# SHORT PROBLEM:
Without including the pictures, copy out every line below.

# TASK INPUTS:
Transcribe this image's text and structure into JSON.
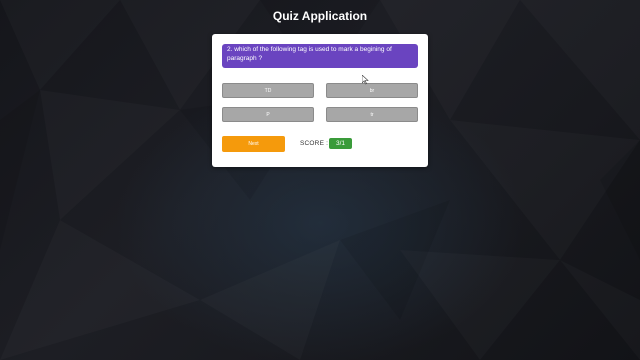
{
  "app": {
    "title": "Quiz Application"
  },
  "quiz": {
    "question": "2. which of the following tag is used to mark a begining of paragraph ?",
    "options": [
      "TD",
      "br",
      "P",
      "tr"
    ],
    "next_label": "Next",
    "score_label": "SCORE :",
    "score_value": "3/1"
  },
  "colors": {
    "question_bg": "#6a44c0",
    "option_bg": "#a7a7a7",
    "next_bg": "#f59a0c",
    "score_bg": "#3a9b3a"
  },
  "icons": {
    "cursor": "mouse-pointer-icon"
  }
}
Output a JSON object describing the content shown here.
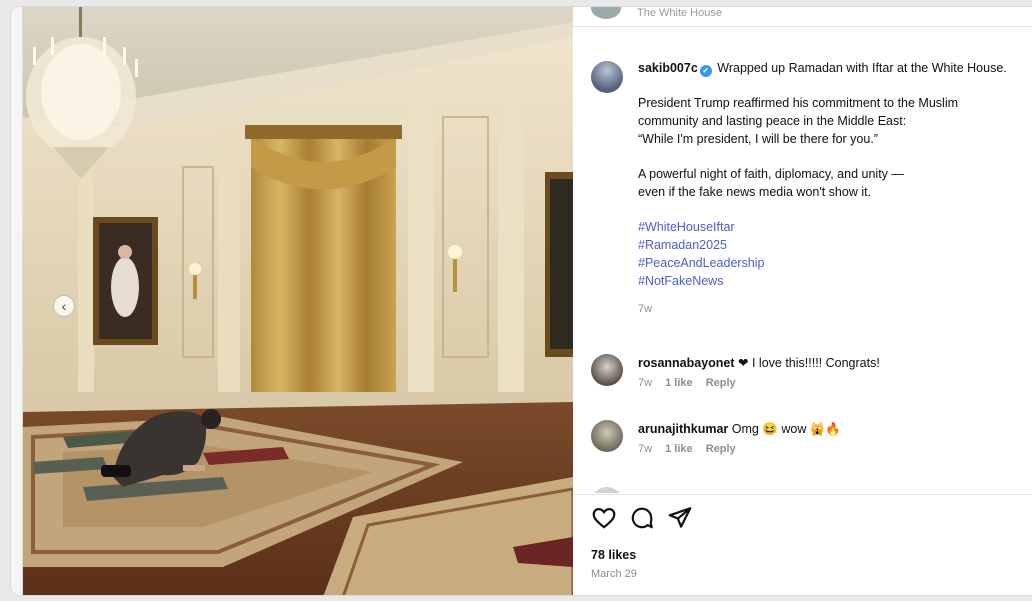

# COMPLETE ANSWER:
Transcribe this image's text and structure into JSON.
{
  "app": {
    "title": "Quiz Application"
  },
  "quiz": {
    "question": "2. which of the following tag is used to mark a begining of paragraph ?",
    "options": [
      "TD",
      "br",
      "P",
      "tr"
    ],
    "next_label": "Next",
    "score_label": "SCORE :",
    "score_value": "3/1"
  },
  "colors": {
    "question_bg": "#6a44c0",
    "option_bg": "#a7a7a7",
    "next_bg": "#f59a0c",
    "score_bg": "#3a9b3a"
  },
  "icons": {
    "cursor": "mouse-pointer-icon"
  }
}
Output a JSON object describing the content shown here.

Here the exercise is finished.